##### ОТРЫВОК ИЗ ДОКУМЕНТА

В период работы над поэмой (она написана в 1826–1829 гг.) автор "Давида" был сравнительно далек от того возраста, в котором Данте отправился в странствие по трем царствам потустороннего мира и который, по его мнению, соответствовал высшей точке восходящей и нисходящей дуги человеческой жизни. "Жизненная вершина" в сознании и поэме Кюхельбекера не столько хронологическая веха в биографии, сколько ее переломный момент. Впереди поэта ждали тягчайшие испытания. Уже испив из чаши страданий, он мыслил о себе терцинами Данте:

Суров и горек черствый хлеб изгнанья,
Изгнанник иго тяжкое несет!
Не так ли я?

Позднее в стихотворении "Моей матери" (1832) он напишет:

Наступит оный вожделенный день –
И радостью встрепещет от приветов
Святых, судьбой испытанных поэтов
В раю моя утешенная тень.
Великие, назвать посмею вас:
Тебя, о Дант, божественный изгнанник!
О узник, труженик бессмертный, Тасс.
Страдалец, Лузитании Гомер,
Вы образцы мои, вы мне пример,
Мне бед путем ко славе предлетели,
Я бед путем стремлюся к той же цели.

В эту пору, как и в период работы над поэмой, Кюхельбекер находил в себе силы противостоять обрушившимся на него несчастьям. "Вообще, я мало переменился, – сообщал он из Динабургской крепости Пушкину, – те же причуды, те же странности и чуть ли не тот же образ мыслей, что в Лицее!" В сравнении с Данте и другими "судьбой испытанными поэтами" обнажалось не только инфернальное содержание его судьбы, но и героическое самостояние личности. В связи с этим важно обратить внимание на стихи поэмы, где Кюхельбекер уподобляет себя Сизифу, который

Не победит <…> судьбы всевластной;
Верх близок – взялся за него рукой –
Вдруг камень вниз из-под руки рокочет,
Сизиф глядит изнеможенный вслед,
Паденью бездна вторит, ад хохочет;
Но он, – он выше и трудов, и бед:
Нет, он покинуть подвига не хочет.

При таком самостоянии "путь бед" становился вместе с тем путем нравственных обретений, и поэт мог сказать о себе:

Изыду из купели возрожденья,
Оставлю скорбь и грех на самом дне.

##########

## УСЛОВИЕ ЗАДАНИЯ
Выведите дословно часть отрывка о Кюхельбекере и Данте, начиная со слов «Наступит оный вожделенный» и продолжая до слов «той же цели.» включительно. Опирайтесь только на этот отрывок.

##### ПОКАЗАННЫЕ ЗАПИСИ

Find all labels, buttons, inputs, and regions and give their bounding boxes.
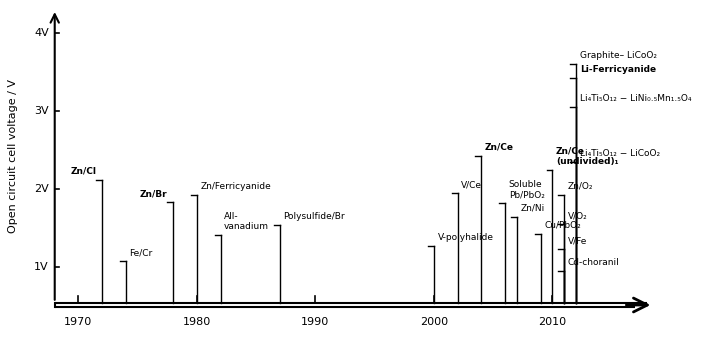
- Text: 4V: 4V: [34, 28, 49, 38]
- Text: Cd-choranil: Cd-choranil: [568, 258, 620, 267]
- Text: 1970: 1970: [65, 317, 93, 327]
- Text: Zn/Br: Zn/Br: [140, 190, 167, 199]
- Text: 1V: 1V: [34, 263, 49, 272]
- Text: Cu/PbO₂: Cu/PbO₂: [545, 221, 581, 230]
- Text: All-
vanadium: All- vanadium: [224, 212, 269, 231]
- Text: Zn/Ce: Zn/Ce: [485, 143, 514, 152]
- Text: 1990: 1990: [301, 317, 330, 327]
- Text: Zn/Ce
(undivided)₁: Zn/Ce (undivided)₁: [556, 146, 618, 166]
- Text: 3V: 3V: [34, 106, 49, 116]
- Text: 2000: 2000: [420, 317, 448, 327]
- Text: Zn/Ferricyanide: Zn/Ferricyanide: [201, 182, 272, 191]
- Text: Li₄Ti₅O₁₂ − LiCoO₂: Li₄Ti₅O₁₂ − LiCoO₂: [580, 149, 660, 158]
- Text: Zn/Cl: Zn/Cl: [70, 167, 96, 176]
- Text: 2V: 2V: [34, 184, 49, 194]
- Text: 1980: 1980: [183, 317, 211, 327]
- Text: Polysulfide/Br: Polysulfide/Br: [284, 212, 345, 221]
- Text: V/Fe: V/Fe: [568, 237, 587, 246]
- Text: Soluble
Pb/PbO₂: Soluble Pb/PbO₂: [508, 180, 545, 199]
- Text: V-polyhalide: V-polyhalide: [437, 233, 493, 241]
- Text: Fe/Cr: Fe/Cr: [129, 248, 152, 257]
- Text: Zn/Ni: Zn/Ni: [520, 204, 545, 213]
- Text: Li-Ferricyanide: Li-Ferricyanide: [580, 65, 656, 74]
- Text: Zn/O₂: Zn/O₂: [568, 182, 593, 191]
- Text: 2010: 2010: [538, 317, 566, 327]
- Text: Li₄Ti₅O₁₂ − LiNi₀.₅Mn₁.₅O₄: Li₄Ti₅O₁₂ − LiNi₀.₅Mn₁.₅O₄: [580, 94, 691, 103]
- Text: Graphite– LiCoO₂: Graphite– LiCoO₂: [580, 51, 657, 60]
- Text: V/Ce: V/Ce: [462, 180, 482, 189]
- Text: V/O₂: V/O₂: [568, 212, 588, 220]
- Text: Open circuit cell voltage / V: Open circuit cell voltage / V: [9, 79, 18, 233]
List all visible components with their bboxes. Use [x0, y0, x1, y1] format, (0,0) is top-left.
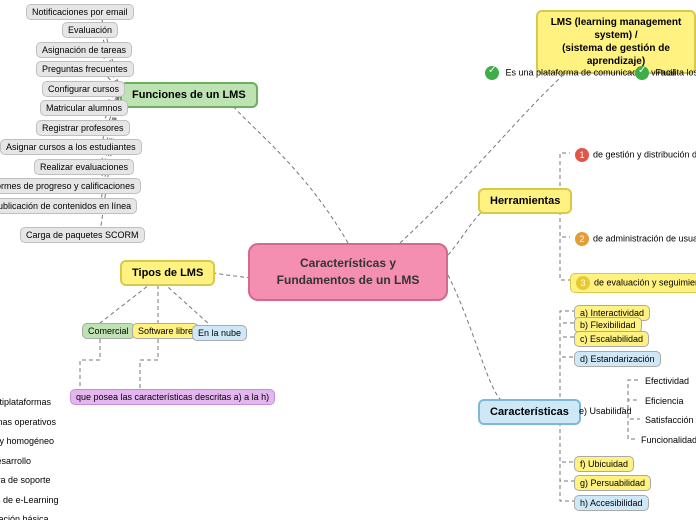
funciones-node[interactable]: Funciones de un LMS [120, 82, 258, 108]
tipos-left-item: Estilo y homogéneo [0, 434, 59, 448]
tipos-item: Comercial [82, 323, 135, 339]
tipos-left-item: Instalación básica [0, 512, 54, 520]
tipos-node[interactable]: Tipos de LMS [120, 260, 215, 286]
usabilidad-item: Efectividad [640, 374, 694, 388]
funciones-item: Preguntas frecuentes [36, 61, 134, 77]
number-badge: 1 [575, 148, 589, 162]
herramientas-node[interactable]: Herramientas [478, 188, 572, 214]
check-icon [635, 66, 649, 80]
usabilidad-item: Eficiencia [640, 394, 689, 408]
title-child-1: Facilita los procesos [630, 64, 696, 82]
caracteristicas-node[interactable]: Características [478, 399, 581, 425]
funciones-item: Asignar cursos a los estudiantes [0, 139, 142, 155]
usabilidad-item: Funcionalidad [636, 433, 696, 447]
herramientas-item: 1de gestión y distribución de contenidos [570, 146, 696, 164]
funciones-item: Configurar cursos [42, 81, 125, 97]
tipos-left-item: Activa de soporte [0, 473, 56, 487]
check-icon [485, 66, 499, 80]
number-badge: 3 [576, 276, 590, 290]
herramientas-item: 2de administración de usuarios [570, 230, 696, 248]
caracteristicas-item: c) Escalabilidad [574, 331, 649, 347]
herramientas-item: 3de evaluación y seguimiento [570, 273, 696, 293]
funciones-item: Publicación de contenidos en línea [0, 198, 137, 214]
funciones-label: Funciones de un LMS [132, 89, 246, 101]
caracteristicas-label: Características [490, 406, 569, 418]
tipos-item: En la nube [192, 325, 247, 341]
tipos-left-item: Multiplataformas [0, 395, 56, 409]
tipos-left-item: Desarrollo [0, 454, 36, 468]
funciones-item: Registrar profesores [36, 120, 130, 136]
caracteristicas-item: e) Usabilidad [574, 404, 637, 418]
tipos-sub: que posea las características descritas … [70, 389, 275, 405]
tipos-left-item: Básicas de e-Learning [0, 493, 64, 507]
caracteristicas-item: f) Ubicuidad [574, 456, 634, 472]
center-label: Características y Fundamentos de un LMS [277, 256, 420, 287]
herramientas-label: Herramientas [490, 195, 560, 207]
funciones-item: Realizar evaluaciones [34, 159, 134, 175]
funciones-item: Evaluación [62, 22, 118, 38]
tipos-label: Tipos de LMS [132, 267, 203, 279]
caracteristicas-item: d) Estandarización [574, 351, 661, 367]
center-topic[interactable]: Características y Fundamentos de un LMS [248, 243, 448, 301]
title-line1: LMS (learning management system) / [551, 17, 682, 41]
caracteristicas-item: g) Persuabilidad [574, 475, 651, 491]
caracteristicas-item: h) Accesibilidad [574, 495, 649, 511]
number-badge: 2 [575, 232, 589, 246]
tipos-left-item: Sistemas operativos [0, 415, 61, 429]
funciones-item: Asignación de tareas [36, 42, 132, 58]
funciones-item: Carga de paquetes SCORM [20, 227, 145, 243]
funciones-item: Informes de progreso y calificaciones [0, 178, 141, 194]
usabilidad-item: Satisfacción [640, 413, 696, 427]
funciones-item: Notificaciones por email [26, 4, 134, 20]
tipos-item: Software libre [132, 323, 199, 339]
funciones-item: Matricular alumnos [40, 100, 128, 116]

##########

## ОТВЕТ
Наступит оный вожделенный день –
И радостью встрепещет от приветов
Святых, судьбой испытанных поэтов
В раю моя утешенная тень.
Великие, назвать посмею вас:
Тебя, о Дант, божественный изгнанник!
О узник, труженик бессмертный, Тасс.
Страдалец, Лузитании Гомер,
Вы образцы мои, вы мне пример,
Мне бед путем ко славе предлетели,
Я бед путем стремлюся к той же цели.